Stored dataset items
━━━━
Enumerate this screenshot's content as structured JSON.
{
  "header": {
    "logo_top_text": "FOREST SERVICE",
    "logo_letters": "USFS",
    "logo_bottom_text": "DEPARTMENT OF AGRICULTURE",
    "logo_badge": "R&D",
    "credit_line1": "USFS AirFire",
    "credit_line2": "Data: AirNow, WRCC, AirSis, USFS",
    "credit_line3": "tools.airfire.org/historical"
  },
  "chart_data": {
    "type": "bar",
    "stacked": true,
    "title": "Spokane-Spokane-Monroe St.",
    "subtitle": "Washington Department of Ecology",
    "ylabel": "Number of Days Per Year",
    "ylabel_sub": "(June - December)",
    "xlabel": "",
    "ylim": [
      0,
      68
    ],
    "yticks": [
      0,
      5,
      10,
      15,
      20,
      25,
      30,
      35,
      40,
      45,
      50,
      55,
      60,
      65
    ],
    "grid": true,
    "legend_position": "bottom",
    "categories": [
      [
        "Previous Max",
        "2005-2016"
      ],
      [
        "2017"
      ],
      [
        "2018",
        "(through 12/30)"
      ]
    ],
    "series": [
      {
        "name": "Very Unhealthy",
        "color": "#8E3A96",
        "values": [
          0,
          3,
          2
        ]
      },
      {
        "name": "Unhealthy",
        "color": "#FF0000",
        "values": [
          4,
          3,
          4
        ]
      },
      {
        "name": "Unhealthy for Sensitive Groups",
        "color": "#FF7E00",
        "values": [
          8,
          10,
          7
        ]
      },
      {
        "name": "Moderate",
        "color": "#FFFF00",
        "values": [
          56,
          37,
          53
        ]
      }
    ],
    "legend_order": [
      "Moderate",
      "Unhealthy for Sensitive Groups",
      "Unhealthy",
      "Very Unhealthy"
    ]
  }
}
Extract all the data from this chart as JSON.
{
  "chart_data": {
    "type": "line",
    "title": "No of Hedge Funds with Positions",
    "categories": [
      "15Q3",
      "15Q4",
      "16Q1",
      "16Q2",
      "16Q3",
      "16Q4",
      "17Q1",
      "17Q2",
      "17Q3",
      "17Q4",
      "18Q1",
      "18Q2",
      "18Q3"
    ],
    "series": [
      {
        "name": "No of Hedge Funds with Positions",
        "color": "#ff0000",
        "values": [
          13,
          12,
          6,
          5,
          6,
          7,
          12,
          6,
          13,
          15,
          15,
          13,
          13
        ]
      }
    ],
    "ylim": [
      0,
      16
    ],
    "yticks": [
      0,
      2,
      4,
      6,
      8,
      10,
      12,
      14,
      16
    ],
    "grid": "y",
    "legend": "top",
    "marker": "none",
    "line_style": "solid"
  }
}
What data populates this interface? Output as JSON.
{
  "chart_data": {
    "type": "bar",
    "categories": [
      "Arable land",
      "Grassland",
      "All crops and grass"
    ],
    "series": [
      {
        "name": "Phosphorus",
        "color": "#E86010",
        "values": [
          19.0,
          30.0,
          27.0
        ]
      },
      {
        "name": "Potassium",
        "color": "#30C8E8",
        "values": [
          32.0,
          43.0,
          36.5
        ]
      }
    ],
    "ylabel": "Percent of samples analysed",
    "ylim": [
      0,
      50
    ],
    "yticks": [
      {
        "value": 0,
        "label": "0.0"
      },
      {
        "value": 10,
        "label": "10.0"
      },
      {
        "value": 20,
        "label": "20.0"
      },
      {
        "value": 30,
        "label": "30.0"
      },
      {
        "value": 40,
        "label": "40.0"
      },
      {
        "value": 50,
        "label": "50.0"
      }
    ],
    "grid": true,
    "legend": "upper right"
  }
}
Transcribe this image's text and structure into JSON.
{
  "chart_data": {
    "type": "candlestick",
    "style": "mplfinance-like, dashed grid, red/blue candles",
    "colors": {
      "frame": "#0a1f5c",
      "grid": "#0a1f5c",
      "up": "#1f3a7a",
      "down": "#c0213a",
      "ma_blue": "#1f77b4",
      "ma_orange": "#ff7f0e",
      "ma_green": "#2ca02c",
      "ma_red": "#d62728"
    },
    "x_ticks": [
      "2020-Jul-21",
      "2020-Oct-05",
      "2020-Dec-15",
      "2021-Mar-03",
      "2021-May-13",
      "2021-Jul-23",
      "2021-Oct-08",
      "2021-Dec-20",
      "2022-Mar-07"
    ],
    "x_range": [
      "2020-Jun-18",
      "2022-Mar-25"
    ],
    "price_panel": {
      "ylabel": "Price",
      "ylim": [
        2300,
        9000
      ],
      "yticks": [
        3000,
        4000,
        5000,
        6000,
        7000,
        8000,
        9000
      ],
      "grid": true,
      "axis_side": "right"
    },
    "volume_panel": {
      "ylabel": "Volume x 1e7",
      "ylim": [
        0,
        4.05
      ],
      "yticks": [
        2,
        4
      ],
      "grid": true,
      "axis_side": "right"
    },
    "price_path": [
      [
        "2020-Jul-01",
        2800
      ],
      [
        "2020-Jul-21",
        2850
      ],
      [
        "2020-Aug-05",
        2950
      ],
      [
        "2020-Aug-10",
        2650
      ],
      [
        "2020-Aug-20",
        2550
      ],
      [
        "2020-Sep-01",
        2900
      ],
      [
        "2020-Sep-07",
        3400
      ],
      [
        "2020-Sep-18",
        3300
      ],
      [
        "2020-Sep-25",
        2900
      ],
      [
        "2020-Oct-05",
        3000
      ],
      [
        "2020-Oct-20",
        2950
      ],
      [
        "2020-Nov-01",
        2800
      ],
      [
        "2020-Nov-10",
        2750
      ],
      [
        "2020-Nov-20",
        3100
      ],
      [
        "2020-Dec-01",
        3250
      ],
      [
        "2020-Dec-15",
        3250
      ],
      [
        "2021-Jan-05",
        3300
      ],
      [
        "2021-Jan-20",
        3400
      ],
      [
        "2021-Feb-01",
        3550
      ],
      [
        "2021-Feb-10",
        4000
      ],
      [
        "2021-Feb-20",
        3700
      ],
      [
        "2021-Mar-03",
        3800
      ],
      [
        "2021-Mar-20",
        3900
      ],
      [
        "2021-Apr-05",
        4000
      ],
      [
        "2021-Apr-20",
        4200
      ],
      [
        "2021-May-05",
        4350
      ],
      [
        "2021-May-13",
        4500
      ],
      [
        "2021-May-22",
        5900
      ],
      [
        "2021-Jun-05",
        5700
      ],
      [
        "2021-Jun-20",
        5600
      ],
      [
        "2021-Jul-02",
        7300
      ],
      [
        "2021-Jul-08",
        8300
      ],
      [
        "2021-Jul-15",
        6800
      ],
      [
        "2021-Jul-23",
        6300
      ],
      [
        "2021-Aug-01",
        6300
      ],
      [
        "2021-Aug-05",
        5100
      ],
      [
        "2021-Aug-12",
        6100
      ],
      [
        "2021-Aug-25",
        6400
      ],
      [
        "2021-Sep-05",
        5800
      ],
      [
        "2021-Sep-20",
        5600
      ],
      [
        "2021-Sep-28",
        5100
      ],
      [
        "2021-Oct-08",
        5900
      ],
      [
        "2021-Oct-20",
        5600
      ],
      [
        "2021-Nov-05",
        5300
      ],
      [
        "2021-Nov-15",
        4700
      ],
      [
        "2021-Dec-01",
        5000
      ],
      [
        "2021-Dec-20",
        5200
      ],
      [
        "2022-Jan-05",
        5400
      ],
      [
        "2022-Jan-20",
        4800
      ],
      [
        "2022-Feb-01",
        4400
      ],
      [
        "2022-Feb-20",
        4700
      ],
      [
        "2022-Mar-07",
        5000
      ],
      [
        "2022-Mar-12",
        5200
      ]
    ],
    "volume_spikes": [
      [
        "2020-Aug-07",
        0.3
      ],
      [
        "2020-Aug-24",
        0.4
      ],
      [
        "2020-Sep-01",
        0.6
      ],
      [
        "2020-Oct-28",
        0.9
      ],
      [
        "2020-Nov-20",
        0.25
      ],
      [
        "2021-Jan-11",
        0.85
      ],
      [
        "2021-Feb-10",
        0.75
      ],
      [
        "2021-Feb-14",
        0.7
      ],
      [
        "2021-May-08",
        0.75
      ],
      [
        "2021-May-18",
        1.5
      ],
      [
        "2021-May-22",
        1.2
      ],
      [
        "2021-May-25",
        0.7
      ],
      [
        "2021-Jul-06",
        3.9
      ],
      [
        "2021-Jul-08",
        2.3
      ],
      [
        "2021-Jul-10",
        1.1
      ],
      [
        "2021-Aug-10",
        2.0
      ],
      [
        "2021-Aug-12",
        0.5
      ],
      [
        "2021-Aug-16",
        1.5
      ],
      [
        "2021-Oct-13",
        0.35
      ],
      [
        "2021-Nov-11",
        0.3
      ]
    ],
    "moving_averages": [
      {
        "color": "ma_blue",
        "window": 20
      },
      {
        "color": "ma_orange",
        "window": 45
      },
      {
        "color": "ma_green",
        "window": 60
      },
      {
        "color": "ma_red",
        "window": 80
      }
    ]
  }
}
━━━━
Exercise instructions
Above are records; say how many of their lines contain the word "with", giving only the number.

Result for this task
2